(SHORT EXERCISE) For each line below that includes the word "Clinical", make a copy.

(Data records)
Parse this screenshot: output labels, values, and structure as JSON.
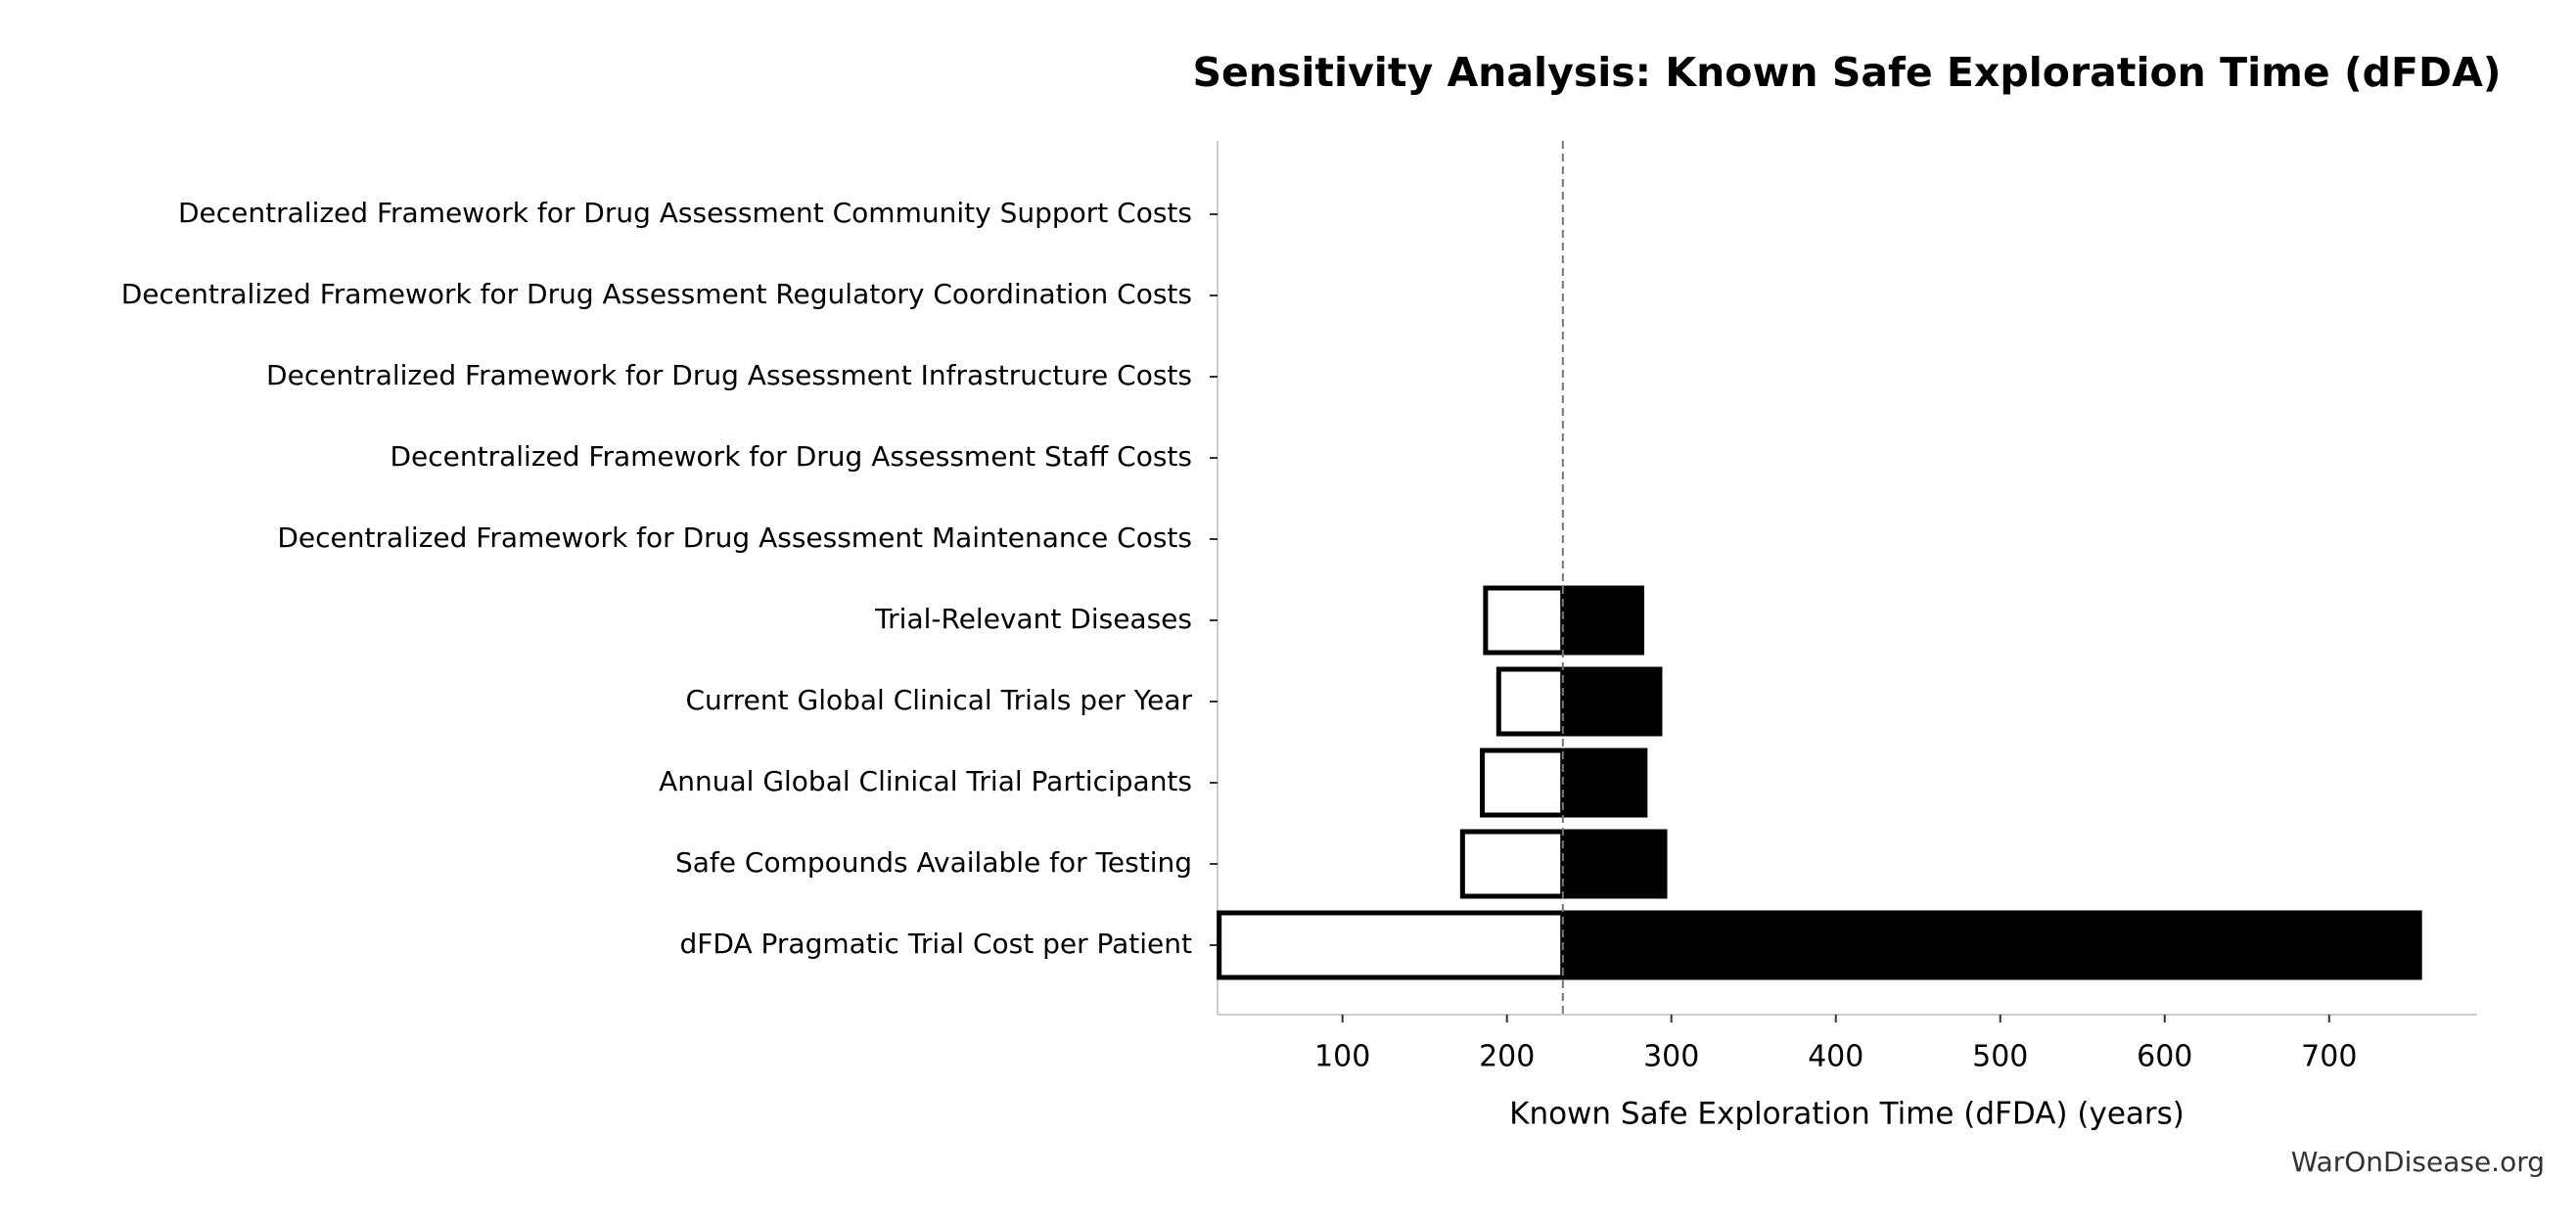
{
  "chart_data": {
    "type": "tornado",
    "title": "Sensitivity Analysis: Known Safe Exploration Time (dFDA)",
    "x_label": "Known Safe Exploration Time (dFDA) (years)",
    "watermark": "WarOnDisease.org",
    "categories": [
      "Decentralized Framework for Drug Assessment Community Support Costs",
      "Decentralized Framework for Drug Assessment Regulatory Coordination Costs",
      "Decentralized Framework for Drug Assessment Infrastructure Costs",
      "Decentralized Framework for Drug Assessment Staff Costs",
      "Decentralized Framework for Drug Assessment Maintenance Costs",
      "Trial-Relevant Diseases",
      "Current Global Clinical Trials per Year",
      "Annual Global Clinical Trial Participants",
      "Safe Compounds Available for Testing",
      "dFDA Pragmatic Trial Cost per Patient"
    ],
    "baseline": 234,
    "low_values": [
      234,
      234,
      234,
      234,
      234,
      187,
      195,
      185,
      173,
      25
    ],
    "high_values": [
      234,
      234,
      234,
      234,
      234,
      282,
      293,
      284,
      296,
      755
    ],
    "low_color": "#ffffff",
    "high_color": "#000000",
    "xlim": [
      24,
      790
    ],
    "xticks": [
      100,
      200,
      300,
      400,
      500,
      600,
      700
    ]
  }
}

--

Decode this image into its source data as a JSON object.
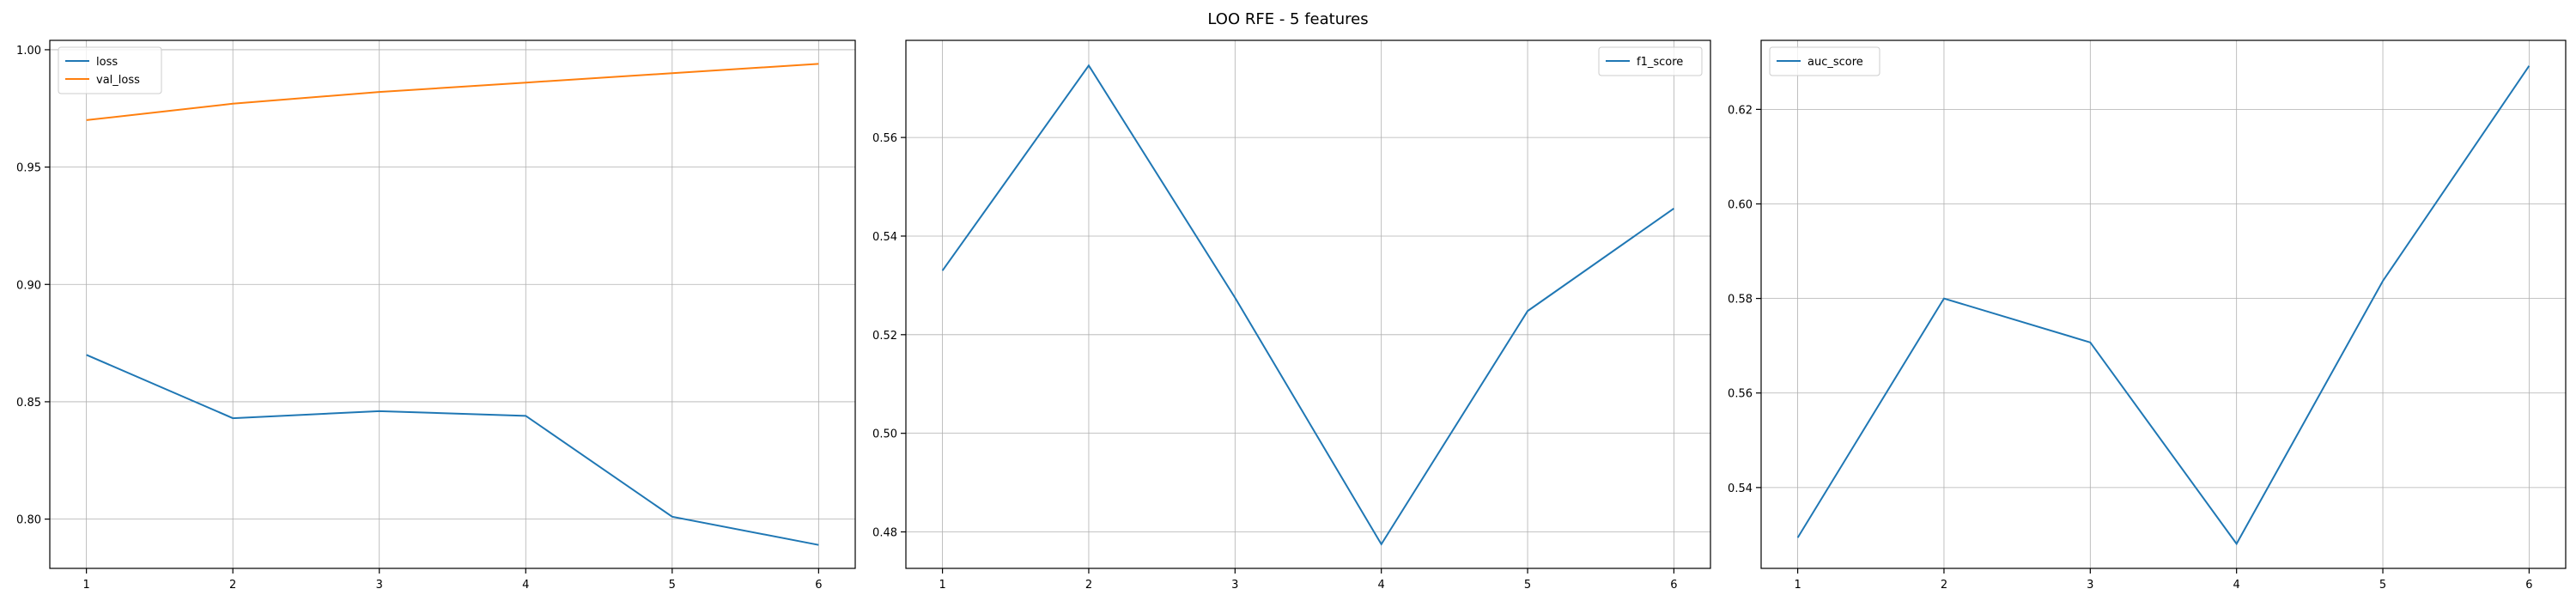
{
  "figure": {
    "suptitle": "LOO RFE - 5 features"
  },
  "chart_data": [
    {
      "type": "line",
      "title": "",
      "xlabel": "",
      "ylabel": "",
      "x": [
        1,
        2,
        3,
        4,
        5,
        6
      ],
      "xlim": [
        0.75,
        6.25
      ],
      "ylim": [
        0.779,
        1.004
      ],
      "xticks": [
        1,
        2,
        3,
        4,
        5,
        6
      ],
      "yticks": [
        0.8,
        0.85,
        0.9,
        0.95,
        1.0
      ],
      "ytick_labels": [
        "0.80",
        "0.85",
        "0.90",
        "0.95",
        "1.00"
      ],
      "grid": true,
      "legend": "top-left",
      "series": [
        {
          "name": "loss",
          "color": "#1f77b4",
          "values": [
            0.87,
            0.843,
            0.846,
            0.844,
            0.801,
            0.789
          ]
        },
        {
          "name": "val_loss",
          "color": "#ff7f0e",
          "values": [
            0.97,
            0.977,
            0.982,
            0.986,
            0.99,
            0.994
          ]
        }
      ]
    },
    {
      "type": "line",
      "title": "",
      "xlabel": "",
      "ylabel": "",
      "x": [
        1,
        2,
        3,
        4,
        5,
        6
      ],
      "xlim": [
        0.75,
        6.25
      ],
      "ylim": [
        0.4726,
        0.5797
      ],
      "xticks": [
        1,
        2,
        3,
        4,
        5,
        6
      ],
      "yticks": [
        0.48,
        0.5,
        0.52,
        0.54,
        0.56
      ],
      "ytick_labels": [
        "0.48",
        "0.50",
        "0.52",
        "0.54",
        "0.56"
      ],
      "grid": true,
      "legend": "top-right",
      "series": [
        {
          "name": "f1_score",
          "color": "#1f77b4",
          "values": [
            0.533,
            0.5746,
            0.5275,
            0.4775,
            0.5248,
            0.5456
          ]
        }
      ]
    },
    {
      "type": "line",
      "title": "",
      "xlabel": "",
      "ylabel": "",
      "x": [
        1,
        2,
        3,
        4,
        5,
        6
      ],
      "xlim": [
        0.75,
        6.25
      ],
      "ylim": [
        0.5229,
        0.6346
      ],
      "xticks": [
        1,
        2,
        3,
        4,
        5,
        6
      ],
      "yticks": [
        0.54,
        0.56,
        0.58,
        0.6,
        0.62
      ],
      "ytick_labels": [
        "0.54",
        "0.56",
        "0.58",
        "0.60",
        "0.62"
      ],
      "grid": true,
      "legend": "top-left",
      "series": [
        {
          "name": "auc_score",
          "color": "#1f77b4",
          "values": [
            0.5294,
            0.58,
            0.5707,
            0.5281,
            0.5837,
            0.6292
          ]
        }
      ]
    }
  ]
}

...

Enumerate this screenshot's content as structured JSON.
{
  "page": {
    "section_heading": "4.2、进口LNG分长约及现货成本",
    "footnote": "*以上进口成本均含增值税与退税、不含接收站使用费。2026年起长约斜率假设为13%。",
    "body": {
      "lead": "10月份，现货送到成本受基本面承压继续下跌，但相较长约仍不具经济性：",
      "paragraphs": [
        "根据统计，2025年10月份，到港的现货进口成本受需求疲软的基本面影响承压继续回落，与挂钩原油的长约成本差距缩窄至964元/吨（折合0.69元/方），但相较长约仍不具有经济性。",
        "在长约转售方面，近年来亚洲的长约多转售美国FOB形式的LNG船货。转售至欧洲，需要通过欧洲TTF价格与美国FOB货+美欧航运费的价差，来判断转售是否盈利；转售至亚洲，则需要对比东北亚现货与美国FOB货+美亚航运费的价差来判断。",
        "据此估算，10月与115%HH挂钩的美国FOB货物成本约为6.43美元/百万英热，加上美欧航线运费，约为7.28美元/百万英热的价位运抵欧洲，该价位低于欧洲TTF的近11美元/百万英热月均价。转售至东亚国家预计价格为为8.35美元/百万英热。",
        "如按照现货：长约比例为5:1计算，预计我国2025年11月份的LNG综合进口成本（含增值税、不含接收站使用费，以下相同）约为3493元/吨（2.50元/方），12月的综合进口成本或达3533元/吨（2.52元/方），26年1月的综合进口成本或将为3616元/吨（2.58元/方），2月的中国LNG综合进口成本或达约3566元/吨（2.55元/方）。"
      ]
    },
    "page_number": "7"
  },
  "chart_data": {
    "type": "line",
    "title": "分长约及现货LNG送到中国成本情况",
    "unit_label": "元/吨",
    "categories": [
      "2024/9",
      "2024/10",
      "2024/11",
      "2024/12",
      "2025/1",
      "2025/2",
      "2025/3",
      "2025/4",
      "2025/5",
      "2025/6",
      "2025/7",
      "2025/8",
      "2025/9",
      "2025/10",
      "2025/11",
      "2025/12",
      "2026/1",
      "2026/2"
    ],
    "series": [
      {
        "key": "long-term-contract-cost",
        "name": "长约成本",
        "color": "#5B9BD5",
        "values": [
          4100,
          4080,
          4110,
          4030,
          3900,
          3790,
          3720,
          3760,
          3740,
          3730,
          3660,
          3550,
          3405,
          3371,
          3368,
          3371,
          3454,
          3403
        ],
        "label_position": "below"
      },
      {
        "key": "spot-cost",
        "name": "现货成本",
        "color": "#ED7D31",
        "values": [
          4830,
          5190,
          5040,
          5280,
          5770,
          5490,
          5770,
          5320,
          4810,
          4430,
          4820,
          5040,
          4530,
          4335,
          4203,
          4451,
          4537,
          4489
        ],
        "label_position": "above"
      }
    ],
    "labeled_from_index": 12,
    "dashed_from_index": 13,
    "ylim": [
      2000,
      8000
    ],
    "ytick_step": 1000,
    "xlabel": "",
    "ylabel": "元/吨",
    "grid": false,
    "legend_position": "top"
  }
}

(SOLUTION TO THE EXERCISE)
      "Current Global Clinical Trials per Year",
      "Annual Global Clinical Trial Participants",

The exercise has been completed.